Set down each entry exactly as given; pictures should not appear in the copy.
[start]
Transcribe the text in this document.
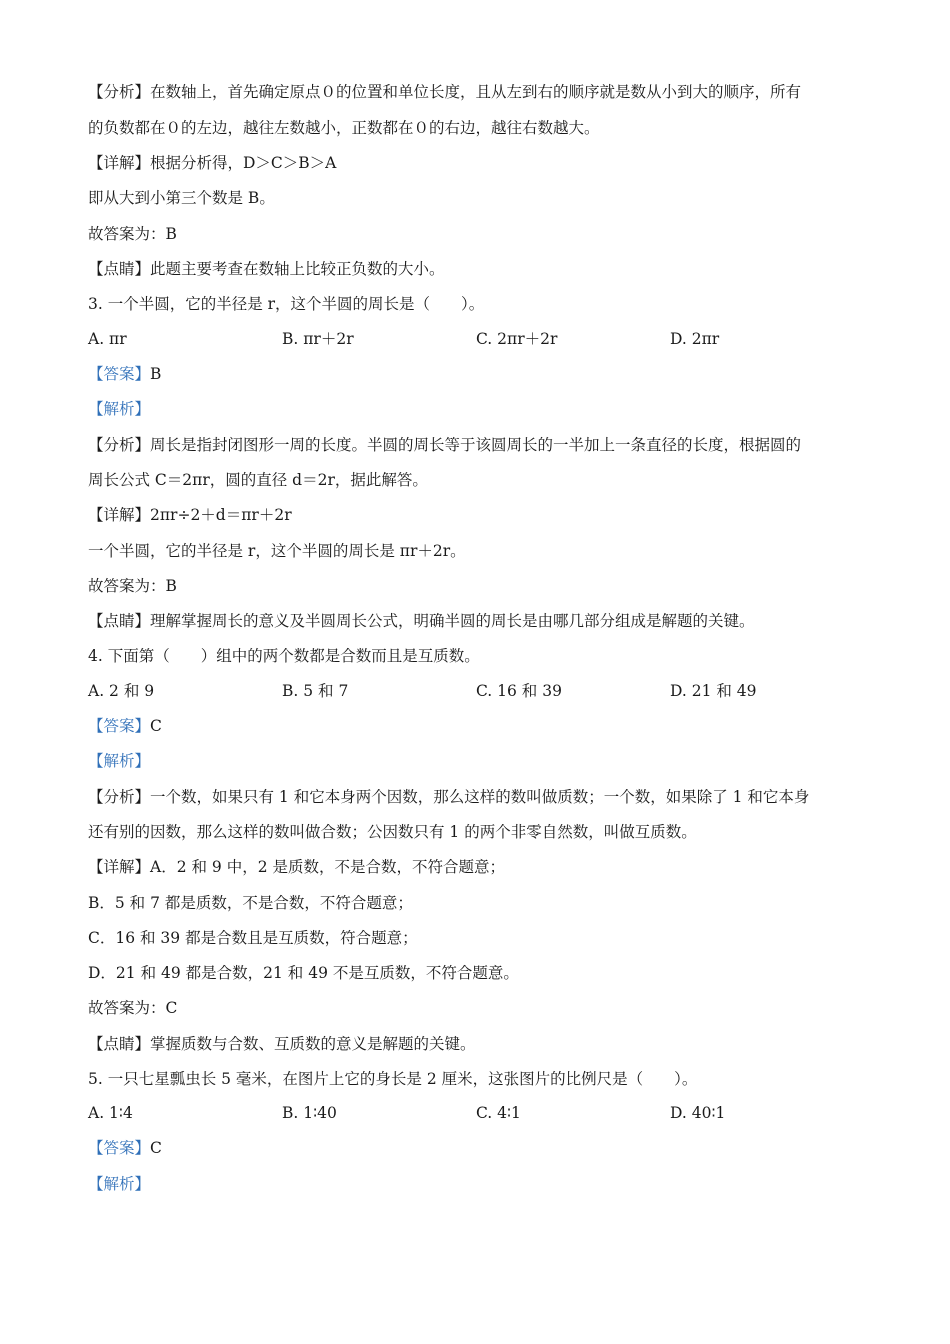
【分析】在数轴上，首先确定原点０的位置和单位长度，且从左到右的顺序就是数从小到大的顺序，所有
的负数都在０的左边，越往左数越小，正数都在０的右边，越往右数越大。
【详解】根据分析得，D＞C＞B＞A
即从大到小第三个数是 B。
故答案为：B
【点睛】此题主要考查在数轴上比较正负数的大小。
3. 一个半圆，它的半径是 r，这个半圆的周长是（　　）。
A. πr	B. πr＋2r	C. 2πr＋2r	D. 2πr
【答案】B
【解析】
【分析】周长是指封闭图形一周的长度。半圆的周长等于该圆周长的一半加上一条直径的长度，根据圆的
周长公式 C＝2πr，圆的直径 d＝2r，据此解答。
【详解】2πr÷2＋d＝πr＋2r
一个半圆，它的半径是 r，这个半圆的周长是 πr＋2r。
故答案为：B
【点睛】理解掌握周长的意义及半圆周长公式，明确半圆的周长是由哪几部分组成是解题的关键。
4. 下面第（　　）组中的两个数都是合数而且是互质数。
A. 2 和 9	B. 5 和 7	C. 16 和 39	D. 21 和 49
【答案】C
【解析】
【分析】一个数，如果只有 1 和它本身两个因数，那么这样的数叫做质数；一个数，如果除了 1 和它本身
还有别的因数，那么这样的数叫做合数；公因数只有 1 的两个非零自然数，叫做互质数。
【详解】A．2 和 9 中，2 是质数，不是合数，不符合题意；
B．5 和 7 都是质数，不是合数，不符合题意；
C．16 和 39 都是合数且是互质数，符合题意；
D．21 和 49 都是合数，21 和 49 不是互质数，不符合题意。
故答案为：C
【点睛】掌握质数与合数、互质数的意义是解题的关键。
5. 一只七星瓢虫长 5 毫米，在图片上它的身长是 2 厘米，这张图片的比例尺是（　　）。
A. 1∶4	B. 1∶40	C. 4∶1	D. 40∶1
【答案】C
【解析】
[end]
■ **Solved exercise**
Transcribe the text in this document.
【分析】在数轴上，首先确定原点０的位置和单位长度，且从左到右的顺序就是数从小到大的顺序，所有
的负数都在０的左边，越往左数越小，正数都在０的右边，越往右数越大。
【详解】根据分析得，D＞C＞B＞A
即从大到小第三个数是 B。
故答案为：B
【点睛】此题主要考查在数轴上比较正负数的大小。
3. 一个半圆，它的半径是 r，这个半圆的周长是（　　）。
A. πr	B. πr＋2r	C. 2πr＋2r	D. 2πr
【答案】B
【解析】
【分析】周长是指封闭图形一周的长度。半圆的周长等于该圆周长的一半加上一条直径的长度，根据圆的
周长公式 C＝2πr，圆的直径 d＝2r，据此解答。
【详解】2πr÷2＋d＝πr＋2r
一个半圆，它的半径是 r，这个半圆的周长是 πr＋2r。
故答案为：B
【点睛】理解掌握周长的意义及半圆周长公式，明确半圆的周长是由哪几部分组成是解题的关键。
4. 下面第（　　）组中的两个数都是合数而且是互质数。
A. 2 和 9	B. 5 和 7	C. 16 和 39	D. 21 和 49
【答案】C
【解析】
【分析】一个数，如果只有 1 和它本身两个因数，那么这样的数叫做质数；一个数，如果除了 1 和它本身
还有别的因数，那么这样的数叫做合数；公因数只有 1 的两个非零自然数，叫做互质数。
【详解】A．2 和 9 中，2 是质数，不是合数，不符合题意；
B．5 和 7 都是质数，不是合数，不符合题意；
C．16 和 39 都是合数且是互质数，符合题意；
D．21 和 49 都是合数，21 和 49 不是互质数，不符合题意。
故答案为：C
【点睛】掌握质数与合数、互质数的意义是解题的关键。
5. 一只七星瓢虫长 5 毫米，在图片上它的身长是 2 厘米，这张图片的比例尺是（　　）。
A. 1∶4	B. 1∶40	C. 4∶1	D. 40∶1
【答案】C
【解析】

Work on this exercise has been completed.